[Records]
++++++++++++++++++++

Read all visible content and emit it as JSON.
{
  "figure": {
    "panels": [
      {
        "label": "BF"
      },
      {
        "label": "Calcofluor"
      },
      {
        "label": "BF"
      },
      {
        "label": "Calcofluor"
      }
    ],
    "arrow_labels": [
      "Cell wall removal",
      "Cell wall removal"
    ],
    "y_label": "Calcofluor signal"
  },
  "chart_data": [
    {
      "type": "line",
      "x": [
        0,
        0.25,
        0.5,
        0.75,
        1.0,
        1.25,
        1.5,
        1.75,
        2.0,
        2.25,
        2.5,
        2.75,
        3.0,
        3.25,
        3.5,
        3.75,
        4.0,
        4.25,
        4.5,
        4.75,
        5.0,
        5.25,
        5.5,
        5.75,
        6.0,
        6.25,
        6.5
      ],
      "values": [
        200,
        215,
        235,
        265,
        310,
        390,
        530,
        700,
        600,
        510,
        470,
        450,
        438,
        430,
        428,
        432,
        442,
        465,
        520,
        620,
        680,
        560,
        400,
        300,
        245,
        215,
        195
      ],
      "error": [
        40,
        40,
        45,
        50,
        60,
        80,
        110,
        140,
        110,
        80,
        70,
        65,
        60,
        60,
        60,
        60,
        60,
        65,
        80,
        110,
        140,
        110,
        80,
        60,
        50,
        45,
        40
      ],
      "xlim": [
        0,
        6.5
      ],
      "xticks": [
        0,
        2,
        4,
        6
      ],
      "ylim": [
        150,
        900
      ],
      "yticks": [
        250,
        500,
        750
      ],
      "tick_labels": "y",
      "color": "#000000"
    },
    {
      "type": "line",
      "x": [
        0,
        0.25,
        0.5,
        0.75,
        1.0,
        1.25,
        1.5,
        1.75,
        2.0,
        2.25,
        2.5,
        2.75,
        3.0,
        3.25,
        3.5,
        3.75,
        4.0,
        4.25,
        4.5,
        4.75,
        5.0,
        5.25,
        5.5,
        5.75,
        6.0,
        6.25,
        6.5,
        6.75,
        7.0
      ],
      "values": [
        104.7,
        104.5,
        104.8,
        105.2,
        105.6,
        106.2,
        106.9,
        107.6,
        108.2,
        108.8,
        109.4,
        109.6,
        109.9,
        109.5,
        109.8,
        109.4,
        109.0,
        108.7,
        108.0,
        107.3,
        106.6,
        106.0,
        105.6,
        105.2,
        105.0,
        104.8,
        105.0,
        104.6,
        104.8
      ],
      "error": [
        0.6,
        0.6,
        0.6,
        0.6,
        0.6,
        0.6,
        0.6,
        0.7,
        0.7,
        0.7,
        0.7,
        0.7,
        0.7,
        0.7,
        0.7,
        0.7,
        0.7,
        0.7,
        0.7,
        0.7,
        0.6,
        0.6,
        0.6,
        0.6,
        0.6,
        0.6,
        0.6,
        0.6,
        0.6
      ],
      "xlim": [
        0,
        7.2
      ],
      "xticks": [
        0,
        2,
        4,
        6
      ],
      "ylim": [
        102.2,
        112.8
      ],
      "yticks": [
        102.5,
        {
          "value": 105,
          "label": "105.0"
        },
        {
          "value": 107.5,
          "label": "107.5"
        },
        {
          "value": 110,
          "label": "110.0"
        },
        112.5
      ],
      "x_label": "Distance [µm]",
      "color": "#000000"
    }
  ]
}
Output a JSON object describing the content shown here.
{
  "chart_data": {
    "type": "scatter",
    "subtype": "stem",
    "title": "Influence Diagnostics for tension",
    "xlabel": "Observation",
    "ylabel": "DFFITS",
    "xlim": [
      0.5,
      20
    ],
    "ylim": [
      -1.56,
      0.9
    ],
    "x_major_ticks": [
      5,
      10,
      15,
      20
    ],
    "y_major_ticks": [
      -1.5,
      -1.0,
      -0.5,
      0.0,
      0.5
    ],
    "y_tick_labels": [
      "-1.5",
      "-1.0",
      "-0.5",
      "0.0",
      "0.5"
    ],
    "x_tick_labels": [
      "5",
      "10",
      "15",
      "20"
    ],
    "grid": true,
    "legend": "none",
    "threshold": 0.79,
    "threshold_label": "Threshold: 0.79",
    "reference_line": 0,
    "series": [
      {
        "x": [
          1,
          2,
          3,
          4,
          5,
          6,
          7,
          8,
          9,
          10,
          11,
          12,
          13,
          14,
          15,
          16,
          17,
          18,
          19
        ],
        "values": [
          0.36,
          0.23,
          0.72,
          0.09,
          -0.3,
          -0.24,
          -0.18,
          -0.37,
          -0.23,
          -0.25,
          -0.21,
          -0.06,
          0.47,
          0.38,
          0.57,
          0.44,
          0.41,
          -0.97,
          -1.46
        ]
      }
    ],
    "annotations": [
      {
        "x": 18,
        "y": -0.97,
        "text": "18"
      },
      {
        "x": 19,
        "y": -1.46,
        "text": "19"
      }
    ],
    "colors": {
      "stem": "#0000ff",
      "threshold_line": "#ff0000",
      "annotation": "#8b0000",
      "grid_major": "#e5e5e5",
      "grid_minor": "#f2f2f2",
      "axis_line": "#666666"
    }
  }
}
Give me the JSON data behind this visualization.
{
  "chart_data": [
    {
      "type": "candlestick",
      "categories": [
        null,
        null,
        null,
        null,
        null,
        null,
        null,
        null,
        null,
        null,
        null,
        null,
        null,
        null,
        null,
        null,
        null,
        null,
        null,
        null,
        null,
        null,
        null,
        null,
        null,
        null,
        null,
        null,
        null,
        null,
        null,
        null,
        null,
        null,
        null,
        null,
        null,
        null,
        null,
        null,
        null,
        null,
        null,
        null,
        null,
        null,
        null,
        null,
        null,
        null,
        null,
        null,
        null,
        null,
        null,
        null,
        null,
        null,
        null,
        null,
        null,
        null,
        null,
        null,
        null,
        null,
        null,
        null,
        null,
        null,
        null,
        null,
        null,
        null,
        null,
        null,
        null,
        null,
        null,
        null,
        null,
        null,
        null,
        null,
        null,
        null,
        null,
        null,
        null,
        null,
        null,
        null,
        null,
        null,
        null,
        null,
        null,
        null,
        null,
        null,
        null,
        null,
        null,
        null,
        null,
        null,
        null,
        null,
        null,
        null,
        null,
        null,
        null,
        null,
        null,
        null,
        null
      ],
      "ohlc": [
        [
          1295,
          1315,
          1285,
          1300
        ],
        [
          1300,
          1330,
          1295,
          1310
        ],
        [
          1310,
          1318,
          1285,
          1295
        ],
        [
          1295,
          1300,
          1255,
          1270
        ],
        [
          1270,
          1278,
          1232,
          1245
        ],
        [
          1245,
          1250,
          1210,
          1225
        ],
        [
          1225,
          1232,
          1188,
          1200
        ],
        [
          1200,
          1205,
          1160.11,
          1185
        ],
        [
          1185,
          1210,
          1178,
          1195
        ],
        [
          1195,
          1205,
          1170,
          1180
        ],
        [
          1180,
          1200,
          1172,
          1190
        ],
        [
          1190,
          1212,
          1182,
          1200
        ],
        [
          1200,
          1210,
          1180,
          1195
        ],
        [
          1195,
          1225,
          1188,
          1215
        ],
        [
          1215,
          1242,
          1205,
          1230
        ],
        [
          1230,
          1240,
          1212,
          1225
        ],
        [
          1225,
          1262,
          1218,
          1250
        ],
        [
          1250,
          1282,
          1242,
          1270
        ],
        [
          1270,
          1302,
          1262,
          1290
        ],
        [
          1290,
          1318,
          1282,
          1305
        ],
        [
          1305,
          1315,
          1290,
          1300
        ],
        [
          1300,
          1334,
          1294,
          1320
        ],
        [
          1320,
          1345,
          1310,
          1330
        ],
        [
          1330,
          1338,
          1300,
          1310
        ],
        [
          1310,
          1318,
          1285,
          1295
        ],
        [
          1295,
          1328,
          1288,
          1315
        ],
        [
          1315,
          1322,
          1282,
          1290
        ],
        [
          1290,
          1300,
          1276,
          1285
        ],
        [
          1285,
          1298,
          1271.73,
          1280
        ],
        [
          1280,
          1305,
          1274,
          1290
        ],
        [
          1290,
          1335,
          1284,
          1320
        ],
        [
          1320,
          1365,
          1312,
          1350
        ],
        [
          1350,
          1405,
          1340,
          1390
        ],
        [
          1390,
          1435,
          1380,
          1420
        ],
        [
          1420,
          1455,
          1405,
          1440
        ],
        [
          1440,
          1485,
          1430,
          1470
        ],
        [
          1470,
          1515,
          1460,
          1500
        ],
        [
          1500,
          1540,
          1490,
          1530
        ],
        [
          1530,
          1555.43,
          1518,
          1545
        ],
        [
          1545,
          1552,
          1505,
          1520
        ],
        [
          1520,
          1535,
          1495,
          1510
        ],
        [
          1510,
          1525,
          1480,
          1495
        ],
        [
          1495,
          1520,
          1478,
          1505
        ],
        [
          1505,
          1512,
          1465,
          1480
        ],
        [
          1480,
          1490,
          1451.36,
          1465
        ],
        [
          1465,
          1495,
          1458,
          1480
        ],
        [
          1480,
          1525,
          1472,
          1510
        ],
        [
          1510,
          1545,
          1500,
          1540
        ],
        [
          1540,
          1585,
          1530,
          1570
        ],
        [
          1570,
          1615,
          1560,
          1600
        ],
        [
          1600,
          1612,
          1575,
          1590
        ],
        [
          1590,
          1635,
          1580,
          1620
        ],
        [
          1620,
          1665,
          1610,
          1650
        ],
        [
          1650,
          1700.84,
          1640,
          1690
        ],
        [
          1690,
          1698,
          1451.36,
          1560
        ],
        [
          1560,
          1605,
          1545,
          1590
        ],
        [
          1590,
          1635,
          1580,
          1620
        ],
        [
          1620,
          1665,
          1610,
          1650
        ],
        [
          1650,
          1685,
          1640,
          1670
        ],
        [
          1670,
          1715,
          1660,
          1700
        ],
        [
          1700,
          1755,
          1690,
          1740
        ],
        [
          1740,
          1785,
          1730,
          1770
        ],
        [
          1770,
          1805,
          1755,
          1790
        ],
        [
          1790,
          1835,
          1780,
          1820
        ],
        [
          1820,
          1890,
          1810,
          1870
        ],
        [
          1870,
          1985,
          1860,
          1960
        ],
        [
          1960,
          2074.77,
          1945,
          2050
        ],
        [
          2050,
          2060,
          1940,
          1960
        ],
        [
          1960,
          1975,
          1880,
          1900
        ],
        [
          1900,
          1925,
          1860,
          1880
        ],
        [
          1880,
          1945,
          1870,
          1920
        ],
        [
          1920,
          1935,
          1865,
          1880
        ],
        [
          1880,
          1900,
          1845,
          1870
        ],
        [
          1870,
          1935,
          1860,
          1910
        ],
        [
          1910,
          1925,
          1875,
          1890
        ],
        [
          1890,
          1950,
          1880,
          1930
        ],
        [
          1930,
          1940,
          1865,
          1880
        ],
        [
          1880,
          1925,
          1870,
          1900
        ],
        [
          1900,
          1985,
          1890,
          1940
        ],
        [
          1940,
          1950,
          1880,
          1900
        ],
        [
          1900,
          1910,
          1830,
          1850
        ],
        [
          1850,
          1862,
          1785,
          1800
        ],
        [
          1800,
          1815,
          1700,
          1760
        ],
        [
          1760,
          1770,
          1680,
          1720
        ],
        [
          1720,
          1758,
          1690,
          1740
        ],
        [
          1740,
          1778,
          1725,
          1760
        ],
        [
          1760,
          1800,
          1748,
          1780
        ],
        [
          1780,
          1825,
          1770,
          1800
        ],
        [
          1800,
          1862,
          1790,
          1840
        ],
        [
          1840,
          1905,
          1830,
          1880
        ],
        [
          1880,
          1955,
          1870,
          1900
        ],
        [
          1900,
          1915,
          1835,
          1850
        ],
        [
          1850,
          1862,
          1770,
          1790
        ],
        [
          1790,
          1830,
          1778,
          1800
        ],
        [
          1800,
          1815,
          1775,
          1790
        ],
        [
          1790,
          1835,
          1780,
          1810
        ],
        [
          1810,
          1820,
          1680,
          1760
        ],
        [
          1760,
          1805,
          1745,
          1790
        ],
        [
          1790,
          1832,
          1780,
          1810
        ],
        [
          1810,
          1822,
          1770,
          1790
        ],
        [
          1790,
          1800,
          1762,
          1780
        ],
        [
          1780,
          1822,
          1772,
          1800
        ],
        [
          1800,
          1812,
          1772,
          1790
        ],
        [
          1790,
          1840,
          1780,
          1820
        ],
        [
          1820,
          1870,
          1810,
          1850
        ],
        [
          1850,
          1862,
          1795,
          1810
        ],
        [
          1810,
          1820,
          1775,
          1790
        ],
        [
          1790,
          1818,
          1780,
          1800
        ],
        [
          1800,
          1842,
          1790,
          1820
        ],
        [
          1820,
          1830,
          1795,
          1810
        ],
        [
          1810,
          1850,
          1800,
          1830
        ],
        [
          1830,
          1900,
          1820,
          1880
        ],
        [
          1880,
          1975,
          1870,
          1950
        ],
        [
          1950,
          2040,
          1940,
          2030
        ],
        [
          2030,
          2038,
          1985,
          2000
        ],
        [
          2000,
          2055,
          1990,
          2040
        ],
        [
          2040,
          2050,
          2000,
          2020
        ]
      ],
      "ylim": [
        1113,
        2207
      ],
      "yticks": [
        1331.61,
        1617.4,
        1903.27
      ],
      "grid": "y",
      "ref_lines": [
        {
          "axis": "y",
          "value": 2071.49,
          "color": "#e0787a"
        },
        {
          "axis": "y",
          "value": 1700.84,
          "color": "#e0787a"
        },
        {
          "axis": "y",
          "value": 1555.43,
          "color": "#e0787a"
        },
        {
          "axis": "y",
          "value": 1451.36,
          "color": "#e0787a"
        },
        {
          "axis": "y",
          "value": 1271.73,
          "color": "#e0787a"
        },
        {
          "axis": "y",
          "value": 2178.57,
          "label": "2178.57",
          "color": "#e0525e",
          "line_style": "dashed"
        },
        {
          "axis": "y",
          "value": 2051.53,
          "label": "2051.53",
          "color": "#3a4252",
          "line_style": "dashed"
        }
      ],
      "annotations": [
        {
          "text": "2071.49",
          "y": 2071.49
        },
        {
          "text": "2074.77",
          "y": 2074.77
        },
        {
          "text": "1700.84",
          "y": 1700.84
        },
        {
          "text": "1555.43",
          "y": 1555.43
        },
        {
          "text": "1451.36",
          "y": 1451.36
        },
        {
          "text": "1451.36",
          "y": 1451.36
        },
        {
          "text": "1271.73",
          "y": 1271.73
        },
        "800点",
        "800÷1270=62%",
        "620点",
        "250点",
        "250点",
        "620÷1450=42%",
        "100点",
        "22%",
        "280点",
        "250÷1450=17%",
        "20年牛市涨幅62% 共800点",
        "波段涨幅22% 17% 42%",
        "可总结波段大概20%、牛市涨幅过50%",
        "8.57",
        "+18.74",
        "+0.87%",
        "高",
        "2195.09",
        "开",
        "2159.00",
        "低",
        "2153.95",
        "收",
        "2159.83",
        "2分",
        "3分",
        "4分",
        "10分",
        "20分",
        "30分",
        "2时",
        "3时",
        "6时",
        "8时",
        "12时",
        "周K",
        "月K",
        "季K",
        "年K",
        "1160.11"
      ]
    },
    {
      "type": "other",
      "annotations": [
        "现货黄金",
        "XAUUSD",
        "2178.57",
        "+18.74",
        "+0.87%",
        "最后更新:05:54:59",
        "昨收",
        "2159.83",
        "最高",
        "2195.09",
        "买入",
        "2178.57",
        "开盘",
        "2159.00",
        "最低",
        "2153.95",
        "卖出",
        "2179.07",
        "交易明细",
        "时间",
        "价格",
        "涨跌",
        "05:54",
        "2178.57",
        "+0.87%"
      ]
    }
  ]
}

++++++++++++++++++++

Exercise prompt =>
Return each line where "Cell" shows up.

Full response =>
      "Cell wall removal",
      "Cell wall removal"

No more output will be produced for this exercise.